Stored entries:
━━━━━━━━━━━━━━━━━━━━━━━━━━━━━━

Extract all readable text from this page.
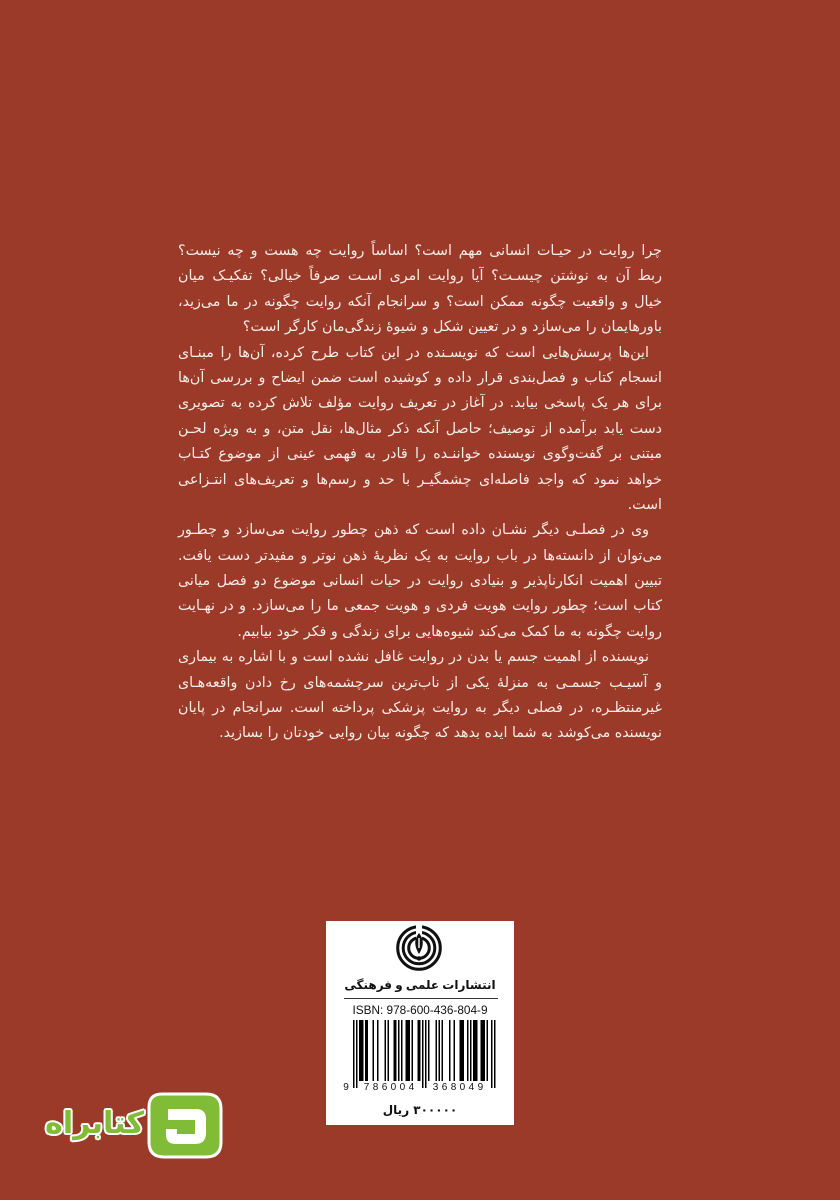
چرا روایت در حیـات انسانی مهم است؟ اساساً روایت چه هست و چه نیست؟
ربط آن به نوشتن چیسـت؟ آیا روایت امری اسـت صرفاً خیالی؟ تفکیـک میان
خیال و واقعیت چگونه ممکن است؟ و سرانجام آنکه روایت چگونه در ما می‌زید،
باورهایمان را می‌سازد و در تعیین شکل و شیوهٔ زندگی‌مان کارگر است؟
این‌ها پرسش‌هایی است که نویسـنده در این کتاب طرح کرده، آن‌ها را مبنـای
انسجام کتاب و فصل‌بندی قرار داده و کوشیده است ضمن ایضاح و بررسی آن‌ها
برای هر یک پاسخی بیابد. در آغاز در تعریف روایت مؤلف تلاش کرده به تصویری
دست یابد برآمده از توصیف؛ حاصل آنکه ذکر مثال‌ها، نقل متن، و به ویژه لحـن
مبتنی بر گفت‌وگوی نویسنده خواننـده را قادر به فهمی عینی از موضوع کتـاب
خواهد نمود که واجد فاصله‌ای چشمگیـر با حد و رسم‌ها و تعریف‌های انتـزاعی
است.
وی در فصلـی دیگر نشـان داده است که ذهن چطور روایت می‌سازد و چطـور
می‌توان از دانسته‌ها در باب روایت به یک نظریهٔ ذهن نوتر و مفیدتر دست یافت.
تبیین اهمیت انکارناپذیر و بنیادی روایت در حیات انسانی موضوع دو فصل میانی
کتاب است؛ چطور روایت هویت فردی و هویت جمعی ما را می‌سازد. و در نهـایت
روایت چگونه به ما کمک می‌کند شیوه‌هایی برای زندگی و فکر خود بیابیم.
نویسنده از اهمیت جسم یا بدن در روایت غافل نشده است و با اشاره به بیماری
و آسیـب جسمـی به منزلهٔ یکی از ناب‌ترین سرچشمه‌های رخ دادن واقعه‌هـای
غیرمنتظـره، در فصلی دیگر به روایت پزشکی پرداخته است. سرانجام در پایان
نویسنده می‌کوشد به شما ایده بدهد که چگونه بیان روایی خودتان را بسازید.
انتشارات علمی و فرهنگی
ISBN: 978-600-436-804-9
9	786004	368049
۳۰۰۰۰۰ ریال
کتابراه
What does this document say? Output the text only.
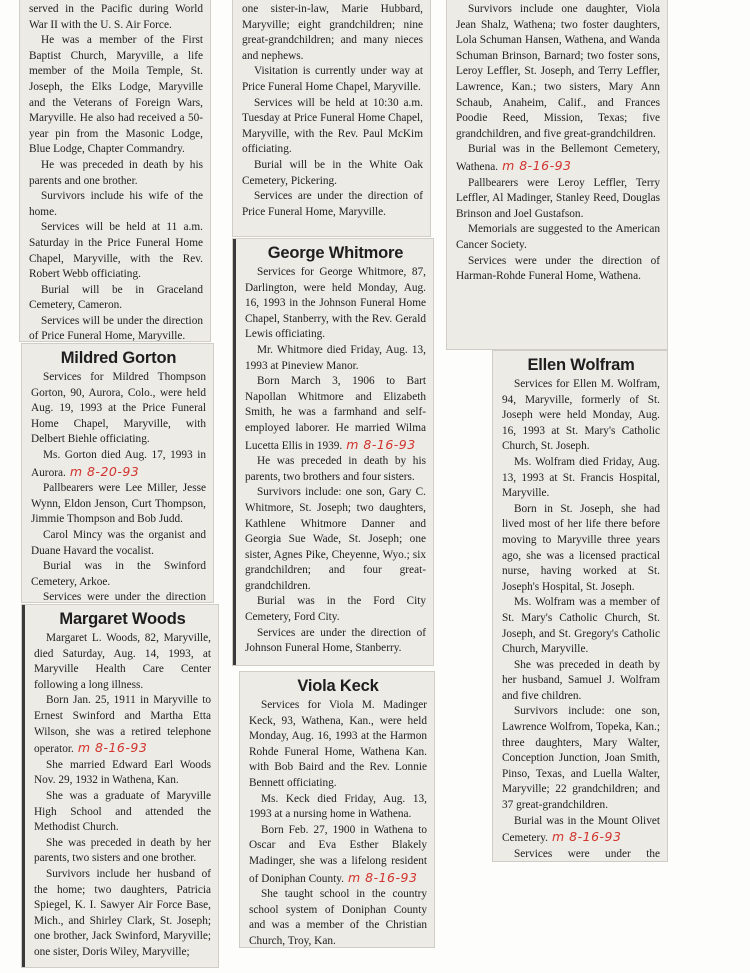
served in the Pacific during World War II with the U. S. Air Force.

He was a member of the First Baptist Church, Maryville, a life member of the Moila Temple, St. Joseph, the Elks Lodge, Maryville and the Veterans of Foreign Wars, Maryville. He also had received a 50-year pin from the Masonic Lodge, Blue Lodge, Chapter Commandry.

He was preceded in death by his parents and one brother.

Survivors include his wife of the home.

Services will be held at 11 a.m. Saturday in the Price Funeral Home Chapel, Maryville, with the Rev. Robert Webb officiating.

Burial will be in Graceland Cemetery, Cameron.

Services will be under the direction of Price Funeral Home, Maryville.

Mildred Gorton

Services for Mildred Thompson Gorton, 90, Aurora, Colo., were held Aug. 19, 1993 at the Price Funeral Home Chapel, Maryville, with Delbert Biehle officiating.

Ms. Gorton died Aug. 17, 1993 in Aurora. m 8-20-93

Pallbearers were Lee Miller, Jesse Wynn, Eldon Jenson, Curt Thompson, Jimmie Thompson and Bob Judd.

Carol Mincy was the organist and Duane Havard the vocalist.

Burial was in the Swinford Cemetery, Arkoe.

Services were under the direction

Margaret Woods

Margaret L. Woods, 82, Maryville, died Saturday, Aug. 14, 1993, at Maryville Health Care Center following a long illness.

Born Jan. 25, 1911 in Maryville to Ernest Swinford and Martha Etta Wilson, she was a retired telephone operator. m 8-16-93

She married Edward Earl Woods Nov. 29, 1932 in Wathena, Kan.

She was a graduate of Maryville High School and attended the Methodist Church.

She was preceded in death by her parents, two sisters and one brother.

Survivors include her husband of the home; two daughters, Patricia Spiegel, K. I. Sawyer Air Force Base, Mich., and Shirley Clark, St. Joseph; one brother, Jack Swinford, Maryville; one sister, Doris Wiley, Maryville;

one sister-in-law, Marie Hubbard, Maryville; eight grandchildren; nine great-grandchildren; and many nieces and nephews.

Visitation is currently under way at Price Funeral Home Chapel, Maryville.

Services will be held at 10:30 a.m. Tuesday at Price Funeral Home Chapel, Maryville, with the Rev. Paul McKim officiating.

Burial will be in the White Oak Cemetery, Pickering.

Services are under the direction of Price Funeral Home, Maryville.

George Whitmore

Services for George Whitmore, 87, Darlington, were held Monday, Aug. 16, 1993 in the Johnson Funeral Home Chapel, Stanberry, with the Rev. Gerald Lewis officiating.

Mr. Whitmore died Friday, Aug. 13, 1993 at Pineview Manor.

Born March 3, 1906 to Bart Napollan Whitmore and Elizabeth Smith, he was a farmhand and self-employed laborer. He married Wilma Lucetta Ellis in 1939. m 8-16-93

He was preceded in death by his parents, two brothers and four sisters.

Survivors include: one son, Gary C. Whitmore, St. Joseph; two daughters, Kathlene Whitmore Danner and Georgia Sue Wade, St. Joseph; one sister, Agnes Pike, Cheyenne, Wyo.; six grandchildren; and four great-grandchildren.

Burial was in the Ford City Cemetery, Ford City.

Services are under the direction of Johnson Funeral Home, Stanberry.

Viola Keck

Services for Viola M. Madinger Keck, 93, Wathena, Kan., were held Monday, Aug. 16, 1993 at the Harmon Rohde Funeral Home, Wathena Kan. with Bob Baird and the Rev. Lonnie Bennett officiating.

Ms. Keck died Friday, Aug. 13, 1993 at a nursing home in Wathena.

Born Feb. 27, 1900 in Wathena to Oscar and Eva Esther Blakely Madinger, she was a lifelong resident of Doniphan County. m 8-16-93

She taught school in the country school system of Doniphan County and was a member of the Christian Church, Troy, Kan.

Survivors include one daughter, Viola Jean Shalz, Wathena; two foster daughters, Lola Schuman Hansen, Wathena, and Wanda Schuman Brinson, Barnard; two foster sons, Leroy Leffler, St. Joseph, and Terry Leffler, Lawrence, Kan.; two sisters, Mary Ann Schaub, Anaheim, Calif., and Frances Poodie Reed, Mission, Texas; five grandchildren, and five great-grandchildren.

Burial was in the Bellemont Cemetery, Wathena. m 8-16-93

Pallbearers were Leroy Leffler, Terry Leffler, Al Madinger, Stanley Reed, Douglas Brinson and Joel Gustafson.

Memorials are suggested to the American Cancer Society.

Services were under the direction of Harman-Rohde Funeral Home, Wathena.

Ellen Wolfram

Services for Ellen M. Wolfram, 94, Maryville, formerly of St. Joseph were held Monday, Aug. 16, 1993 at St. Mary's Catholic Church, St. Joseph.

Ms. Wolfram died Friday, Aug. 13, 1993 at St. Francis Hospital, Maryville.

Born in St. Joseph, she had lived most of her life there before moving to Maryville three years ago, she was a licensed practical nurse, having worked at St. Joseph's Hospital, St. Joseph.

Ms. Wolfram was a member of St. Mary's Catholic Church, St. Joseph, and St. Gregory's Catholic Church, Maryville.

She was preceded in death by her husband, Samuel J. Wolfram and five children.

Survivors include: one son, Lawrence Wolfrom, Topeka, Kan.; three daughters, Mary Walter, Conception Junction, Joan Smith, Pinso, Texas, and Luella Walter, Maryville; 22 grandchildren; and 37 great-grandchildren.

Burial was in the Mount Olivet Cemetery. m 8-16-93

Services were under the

━━━━━━━━━━━━━━━━━━━━━━━━━━━━━━

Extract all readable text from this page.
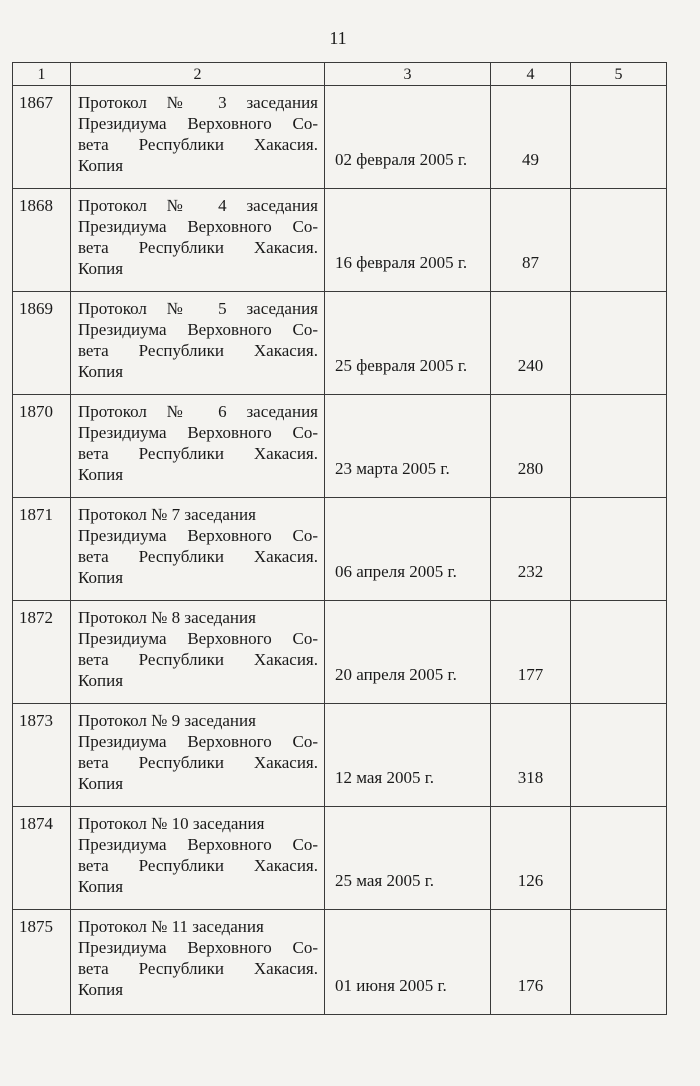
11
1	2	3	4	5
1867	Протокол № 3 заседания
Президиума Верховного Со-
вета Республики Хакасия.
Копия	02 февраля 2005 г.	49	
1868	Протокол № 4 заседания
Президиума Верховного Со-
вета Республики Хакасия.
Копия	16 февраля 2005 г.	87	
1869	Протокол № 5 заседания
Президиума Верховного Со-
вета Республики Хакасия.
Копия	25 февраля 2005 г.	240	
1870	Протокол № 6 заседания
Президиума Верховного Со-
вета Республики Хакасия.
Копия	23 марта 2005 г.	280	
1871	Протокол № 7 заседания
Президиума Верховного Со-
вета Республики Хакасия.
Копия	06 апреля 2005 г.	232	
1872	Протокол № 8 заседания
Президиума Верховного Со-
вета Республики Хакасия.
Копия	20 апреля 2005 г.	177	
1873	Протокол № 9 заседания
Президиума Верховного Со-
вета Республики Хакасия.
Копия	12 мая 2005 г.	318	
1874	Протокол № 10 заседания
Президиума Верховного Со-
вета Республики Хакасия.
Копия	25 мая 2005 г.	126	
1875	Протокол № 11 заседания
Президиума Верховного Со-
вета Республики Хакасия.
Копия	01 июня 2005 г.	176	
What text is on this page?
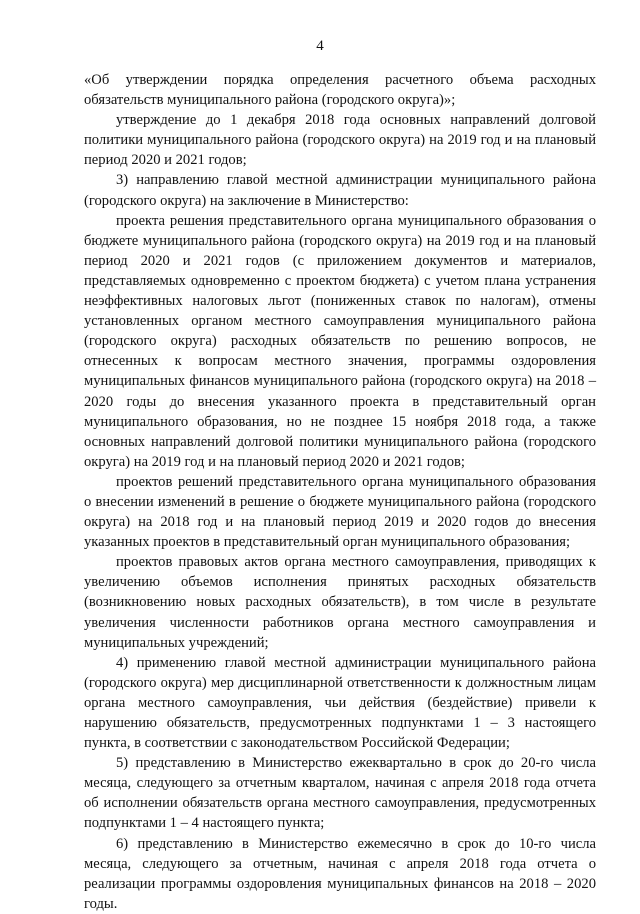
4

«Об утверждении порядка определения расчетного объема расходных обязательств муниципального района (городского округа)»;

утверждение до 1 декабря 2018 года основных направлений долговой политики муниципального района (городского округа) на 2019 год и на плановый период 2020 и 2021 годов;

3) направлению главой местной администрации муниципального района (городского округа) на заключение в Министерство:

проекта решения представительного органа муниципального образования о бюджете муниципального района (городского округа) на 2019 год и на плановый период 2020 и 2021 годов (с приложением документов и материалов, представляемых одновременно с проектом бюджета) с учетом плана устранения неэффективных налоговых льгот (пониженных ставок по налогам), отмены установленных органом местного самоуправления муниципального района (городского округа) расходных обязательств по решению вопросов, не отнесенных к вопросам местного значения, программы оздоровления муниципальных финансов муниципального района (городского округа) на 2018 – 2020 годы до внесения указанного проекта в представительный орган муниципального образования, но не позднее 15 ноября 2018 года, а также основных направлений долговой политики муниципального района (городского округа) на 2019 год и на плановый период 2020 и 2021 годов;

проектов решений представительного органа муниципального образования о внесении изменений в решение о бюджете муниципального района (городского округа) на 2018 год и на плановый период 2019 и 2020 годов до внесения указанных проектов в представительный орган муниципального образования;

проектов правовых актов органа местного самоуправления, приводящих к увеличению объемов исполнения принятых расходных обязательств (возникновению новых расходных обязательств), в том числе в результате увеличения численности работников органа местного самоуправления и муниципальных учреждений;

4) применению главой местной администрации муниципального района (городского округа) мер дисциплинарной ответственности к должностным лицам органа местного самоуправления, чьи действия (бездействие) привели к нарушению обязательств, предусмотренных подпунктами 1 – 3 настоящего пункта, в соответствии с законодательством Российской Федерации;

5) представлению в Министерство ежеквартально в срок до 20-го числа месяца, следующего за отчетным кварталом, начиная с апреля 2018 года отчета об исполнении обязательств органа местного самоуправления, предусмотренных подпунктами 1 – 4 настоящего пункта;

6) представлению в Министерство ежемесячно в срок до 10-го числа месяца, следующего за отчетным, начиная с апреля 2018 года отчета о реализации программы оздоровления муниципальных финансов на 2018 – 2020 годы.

━━━━━━━━━━━━━━━━━━━━━━━━━━━━━━

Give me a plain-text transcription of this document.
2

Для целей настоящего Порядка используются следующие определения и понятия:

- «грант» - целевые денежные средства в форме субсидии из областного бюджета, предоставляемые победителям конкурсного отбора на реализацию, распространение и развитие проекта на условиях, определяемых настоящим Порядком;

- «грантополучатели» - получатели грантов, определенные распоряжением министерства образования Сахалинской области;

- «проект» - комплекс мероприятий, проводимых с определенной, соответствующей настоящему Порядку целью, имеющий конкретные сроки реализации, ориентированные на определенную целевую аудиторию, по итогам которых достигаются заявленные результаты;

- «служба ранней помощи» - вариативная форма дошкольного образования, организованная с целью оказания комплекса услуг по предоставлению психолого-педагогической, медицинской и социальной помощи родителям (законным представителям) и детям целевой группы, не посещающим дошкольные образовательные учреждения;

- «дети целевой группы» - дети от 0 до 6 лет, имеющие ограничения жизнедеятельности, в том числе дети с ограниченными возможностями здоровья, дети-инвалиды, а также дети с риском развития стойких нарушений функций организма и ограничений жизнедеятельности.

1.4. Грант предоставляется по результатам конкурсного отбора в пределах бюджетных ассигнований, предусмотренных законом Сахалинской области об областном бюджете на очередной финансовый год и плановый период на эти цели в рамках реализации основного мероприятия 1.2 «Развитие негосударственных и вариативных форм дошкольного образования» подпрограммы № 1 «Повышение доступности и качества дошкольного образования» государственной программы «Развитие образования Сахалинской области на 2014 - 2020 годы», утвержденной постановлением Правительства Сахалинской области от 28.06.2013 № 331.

━━━━━━━━━━━━━━━━━━━━━━━━━━━━━━

WORK INSTRUCTIONS. Of the lines in the records, how many contain the word "Force"? Answer with the number and nothing else.

RIGHT ANSWER. 2